Work to complete:
Output the data that follows exactly, line for line.

Raw records:
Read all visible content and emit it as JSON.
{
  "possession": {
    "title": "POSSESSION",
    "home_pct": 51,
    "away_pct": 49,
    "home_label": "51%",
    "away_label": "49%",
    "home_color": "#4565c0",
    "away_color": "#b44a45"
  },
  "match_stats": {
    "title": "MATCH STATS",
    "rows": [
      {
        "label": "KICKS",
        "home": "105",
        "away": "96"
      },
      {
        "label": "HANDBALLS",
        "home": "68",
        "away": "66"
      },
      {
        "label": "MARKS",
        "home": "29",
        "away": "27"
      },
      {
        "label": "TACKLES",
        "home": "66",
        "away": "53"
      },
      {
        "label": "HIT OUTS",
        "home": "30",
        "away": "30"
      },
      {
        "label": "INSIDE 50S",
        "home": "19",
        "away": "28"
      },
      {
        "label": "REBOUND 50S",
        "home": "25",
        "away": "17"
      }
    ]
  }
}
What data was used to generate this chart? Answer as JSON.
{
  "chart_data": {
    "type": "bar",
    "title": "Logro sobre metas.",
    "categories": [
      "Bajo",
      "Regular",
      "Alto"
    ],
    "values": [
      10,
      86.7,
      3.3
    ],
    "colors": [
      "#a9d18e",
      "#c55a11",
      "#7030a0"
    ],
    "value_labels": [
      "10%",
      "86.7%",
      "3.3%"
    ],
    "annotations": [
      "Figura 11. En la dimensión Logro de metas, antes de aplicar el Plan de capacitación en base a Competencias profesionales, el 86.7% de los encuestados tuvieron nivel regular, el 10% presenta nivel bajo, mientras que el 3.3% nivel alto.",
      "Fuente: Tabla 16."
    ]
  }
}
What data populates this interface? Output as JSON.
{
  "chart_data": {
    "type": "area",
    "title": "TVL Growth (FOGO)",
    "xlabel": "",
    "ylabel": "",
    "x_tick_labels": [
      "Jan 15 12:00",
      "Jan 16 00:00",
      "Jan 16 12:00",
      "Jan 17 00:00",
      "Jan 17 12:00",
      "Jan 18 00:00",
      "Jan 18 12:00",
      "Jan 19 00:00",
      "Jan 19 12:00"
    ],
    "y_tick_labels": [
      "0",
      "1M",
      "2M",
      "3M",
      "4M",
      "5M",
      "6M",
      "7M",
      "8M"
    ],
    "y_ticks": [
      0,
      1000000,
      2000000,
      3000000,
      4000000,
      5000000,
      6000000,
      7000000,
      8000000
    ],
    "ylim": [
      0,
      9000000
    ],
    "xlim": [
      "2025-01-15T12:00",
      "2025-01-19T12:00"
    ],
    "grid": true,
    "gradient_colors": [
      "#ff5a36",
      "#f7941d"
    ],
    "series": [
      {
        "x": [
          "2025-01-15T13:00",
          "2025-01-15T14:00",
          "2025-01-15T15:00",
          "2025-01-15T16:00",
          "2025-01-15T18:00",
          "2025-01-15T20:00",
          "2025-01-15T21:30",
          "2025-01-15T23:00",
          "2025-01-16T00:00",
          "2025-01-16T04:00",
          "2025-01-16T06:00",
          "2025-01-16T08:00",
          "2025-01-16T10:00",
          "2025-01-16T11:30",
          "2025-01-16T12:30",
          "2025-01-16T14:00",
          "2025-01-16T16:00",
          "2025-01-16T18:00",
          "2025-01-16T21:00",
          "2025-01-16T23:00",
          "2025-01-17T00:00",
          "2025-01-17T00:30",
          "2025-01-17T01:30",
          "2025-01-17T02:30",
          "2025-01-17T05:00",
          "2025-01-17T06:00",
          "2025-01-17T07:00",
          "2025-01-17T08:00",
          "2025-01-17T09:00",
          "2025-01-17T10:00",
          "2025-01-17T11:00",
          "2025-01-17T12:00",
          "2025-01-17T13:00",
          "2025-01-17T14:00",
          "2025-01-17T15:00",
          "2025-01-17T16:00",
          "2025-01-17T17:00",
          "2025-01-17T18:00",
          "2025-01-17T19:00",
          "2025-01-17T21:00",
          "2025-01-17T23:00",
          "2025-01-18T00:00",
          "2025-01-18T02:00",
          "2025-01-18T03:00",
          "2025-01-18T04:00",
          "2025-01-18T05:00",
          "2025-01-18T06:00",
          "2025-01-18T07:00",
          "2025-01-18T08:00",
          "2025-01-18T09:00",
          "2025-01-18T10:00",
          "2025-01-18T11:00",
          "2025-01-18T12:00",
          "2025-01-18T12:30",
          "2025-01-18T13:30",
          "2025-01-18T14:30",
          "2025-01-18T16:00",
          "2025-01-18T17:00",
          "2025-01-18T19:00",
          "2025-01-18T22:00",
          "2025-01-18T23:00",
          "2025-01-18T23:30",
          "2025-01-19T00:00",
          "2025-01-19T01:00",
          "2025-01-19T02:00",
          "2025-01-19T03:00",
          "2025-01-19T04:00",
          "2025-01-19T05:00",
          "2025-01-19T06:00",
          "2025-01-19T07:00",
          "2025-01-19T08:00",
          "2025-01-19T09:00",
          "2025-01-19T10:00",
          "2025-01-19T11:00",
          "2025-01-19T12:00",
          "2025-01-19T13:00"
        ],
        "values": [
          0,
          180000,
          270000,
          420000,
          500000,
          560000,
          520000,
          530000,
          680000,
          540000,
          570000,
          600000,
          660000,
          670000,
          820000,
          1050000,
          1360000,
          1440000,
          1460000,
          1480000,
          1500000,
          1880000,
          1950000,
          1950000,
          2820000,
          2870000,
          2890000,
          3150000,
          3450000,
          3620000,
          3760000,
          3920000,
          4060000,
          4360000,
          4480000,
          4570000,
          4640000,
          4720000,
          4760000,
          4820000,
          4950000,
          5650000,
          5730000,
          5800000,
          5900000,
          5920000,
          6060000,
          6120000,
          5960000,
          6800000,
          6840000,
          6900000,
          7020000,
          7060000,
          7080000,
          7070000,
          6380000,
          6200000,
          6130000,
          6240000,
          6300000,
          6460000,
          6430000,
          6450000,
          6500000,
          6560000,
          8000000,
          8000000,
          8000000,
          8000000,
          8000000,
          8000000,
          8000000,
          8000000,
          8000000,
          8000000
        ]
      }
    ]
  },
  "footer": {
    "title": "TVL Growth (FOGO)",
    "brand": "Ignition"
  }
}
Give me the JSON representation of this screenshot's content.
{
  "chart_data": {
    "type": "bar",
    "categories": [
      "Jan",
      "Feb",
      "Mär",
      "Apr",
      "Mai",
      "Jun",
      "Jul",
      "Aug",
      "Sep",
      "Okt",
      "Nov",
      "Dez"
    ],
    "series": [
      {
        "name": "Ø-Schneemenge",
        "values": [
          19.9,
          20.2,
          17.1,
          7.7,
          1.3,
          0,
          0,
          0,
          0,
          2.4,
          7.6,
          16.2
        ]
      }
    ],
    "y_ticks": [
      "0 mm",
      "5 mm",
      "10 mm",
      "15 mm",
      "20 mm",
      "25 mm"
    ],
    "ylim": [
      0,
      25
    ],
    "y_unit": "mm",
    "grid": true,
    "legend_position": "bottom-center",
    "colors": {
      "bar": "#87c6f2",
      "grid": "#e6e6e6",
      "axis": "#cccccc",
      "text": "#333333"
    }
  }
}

Response:
Read all visible content and emit it as JSON.
{
  "possession": {
    "title": "POSSESSION",
    "home_pct": 51,
    "away_pct": 49,
    "home_label": "51%",
    "away_label": "49%",
    "home_color": "#4565c0",
    "away_color": "#b44a45"
  },
  "match_stats": {
    "title": "MATCH STATS",
    "rows": [
      {
        "label": "KICKS",
        "home": "105",
        "away": "96"
      },
      {
        "label": "HANDBALLS",
        "home": "68",
        "away": "66"
      },
      {
        "label": "MARKS",
        "home": "29",
        "away": "27"
      },
      {
        "label": "TACKLES",
        "home": "66",
        "away": "53"
      },
      {
        "label": "HIT OUTS",
        "home": "30",
        "away": "30"
      },
      {
        "label": "INSIDE 50S",
        "home": "19",
        "away": "28"
      },
      {
        "label": "REBOUND 50S",
        "home": "25",
        "away": "17"
      }
    ]
  }
}
What data was used to generate this chart? Answer as JSON.
{
  "chart_data": {
    "type": "bar",
    "title": "Logro sobre metas.",
    "categories": [
      "Bajo",
      "Regular",
      "Alto"
    ],
    "values": [
      10,
      86.7,
      3.3
    ],
    "colors": [
      "#a9d18e",
      "#c55a11",
      "#7030a0"
    ],
    "value_labels": [
      "10%",
      "86.7%",
      "3.3%"
    ],
    "annotations": [
      "Figura 11. En la dimensión Logro de metas, antes de aplicar el Plan de capacitación en base a Competencias profesionales, el 86.7% de los encuestados tuvieron nivel regular, el 10% presenta nivel bajo, mientras que el 3.3% nivel alto.",
      "Fuente: Tabla 16."
    ]
  }
}
What data populates this interface? Output as JSON.
{
  "chart_data": {
    "type": "area",
    "title": "TVL Growth (FOGO)",
    "xlabel": "",
    "ylabel": "",
    "x_tick_labels": [
      "Jan 15 12:00",
      "Jan 16 00:00",
      "Jan 16 12:00",
      "Jan 17 00:00",
      "Jan 17 12:00",
      "Jan 18 00:00",
      "Jan 18 12:00",
      "Jan 19 00:00",
      "Jan 19 12:00"
    ],
    "y_tick_labels": [
      "0",
      "1M",
      "2M",
      "3M",
      "4M",
      "5M",
      "6M",
      "7M",
      "8M"
    ],
    "y_ticks": [
      0,
      1000000,
      2000000,
      3000000,
      4000000,
      5000000,
      6000000,
      7000000,
      8000000
    ],
    "ylim": [
      0,
      9000000
    ],
    "xlim": [
      "2025-01-15T12:00",
      "2025-01-19T12:00"
    ],
    "grid": true,
    "gradient_colors": [
      "#ff5a36",
      "#f7941d"
    ],
    "series": [
      {
        "x": [
          "2025-01-15T13:00",
          "2025-01-15T14:00",
          "2025-01-15T15:00",
          "2025-01-15T16:00",
          "2025-01-15T18:00",
          "2025-01-15T20:00",
          "2025-01-15T21:30",
          "2025-01-15T23:00",
          "2025-01-16T00:00",
          "2025-01-16T04:00",
          "2025-01-16T06:00",
          "2025-01-16T08:00",
          "2025-01-16T10:00",
          "2025-01-16T11:30",
          "2025-01-16T12:30",
          "2025-01-16T14:00",
          "2025-01-16T16:00",
          "2025-01-16T18:00",
          "2025-01-16T21:00",
          "2025-01-16T23:00",
          "2025-01-17T00:00",
          "2025-01-17T00:30",
          "2025-01-17T01:30",
          "2025-01-17T02:30",
          "2025-01-17T05:00",
          "2025-01-17T06:00",
          "2025-01-17T07:00",
          "2025-01-17T08:00",
          "2025-01-17T09:00",
          "2025-01-17T10:00",
          "2025-01-17T11:00",
          "2025-01-17T12:00",
          "2025-01-17T13:00",
          "2025-01-17T14:00",
          "2025-01-17T15:00",
          "2025-01-17T16:00",
          "2025-01-17T17:00",
          "2025-01-17T18:00",
          "2025-01-17T19:00",
          "2025-01-17T21:00",
          "2025-01-17T23:00",
          "2025-01-18T00:00",
          "2025-01-18T02:00",
          "2025-01-18T03:00",
          "2025-01-18T04:00",
          "2025-01-18T05:00",
          "2025-01-18T06:00",
          "2025-01-18T07:00",
          "2025-01-18T08:00",
          "2025-01-18T09:00",
          "2025-01-18T10:00",
          "2025-01-18T11:00",
          "2025-01-18T12:00",
          "2025-01-18T12:30",
          "2025-01-18T13:30",
          "2025-01-18T14:30",
          "2025-01-18T16:00",
          "2025-01-18T17:00",
          "2025-01-18T19:00",
          "2025-01-18T22:00",
          "2025-01-18T23:00",
          "2025-01-18T23:30",
          "2025-01-19T00:00",
          "2025-01-19T01:00",
          "2025-01-19T02:00",
          "2025-01-19T03:00",
          "2025-01-19T04:00",
          "2025-01-19T05:00",
          "2025-01-19T06:00",
          "2025-01-19T07:00",
          "2025-01-19T08:00",
          "2025-01-19T09:00",
          "2025-01-19T10:00",
          "2025-01-19T11:00",
          "2025-01-19T12:00",
          "2025-01-19T13:00"
        ],
        "values": [
          0,
          180000,
          270000,
          420000,
          500000,
          560000,
          520000,
          530000,
          680000,
          540000,
          570000,
          600000,
          660000,
          670000,
          820000,
          1050000,
          1360000,
          1440000,
          1460000,
          1480000,
          1500000,
          1880000,
          1950000,
          1950000,
          2820000,
          2870000,
          2890000,
          3150000,
          3450000,
          3620000,
          3760000,
          3920000,
          4060000,
          4360000,
          4480000,
          4570000,
          4640000,
          4720000,
          4760000,
          4820000,
          4950000,
          5650000,
          5730000,
          5800000,
          5900000,
          5920000,
          6060000,
          6120000,
          5960000,
          6800000,
          6840000,
          6900000,
          7020000,
          7060000,
          7080000,
          7070000,
          6380000,
          6200000,
          6130000,
          6240000,
          6300000,
          6460000,
          6430000,
          6450000,
          6500000,
          6560000,
          8000000,
          8000000,
          8000000,
          8000000,
          8000000,
          8000000,
          8000000,
          8000000,
          8000000,
          8000000
        ]
      }
    ]
  },
  "footer": {
    "title": "TVL Growth (FOGO)",
    "brand": "Ignition"
  }
}
Give me the JSON representation of this screenshot's content.
{
  "chart_data": {
    "type": "bar",
    "categories": [
      "Jan",
      "Feb",
      "Mär",
      "Apr",
      "Mai",
      "Jun",
      "Jul",
      "Aug",
      "Sep",
      "Okt",
      "Nov",
      "Dez"
    ],
    "series": [
      {
        "name": "Ø-Schneemenge",
        "values": [
          19.9,
          20.2,
          17.1,
          7.7,
          1.3,
          0,
          0,
          0,
          0,
          2.4,
          7.6,
          16.2
        ]
      }
    ],
    "y_ticks": [
      "0 mm",
      "5 mm",
      "10 mm",
      "15 mm",
      "20 mm",
      "25 mm"
    ],
    "ylim": [
      0,
      25
    ],
    "y_unit": "mm",
    "grid": true,
    "legend_position": "bottom-center",
    "colors": {
      "bar": "#87c6f2",
      "grid": "#e6e6e6",
      "axis": "#cccccc",
      "text": "#333333"
    }
  }
}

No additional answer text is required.